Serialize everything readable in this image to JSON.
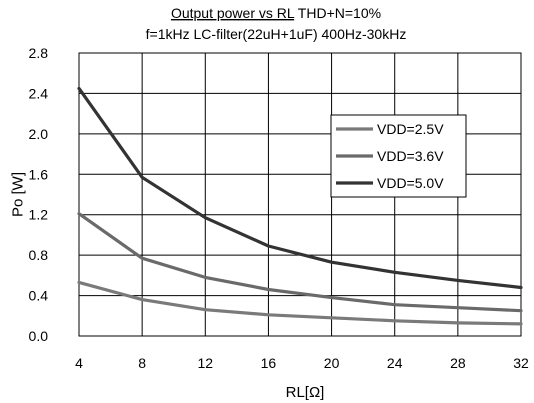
{
  "chart_data": {
    "type": "line",
    "title_underlined": "Output power vs RL",
    "title_rest": " THD+N=10%",
    "subtitle": "f=1kHz LC-filter(22uH+1uF) 400Hz-30kHz",
    "xlabel": "RL[Ω]",
    "ylabel": "Po [W]",
    "xlim": [
      4,
      32
    ],
    "ylim": [
      0,
      2.8
    ],
    "x_ticks": [
      4,
      8,
      12,
      16,
      20,
      24,
      28,
      32
    ],
    "y_ticks": [
      0.0,
      0.4,
      0.8,
      1.2,
      1.6,
      2.0,
      2.4,
      2.8
    ],
    "y_tick_labels": [
      "0.0",
      "0.4",
      "0.8",
      "1.2",
      "1.6",
      "2.0",
      "2.4",
      "2.8"
    ],
    "grid": true,
    "legend_position": "right",
    "series": [
      {
        "name": "VDD=2.5V",
        "color": "#7a7a7a",
        "x": [
          4,
          8,
          12,
          16,
          20,
          24,
          28,
          32
        ],
        "values": [
          0.53,
          0.36,
          0.26,
          0.21,
          0.18,
          0.15,
          0.13,
          0.12
        ]
      },
      {
        "name": "VDD=3.6V",
        "color": "#6a6a6a",
        "x": [
          4,
          8,
          12,
          16,
          20,
          24,
          28,
          32
        ],
        "values": [
          1.21,
          0.77,
          0.58,
          0.46,
          0.38,
          0.31,
          0.28,
          0.25
        ]
      },
      {
        "name": "VDD=5.0V",
        "color": "#333333",
        "x": [
          4,
          8,
          12,
          16,
          20,
          24,
          28,
          32
        ],
        "values": [
          2.45,
          1.57,
          1.17,
          0.89,
          0.73,
          0.63,
          0.55,
          0.48
        ]
      }
    ]
  }
}
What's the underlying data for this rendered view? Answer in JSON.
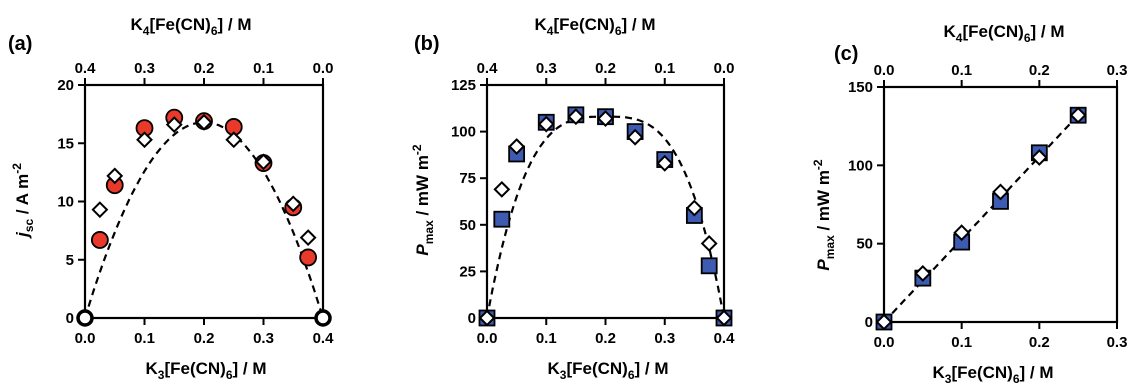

---+---

### TASK TO COMPLETE
List the lines that contain the word "JSON".

### EXPECTED ANSWER
Serialize everything readable in this image to JSON.
What's the underlying data for this rendered view? Answer in JSON.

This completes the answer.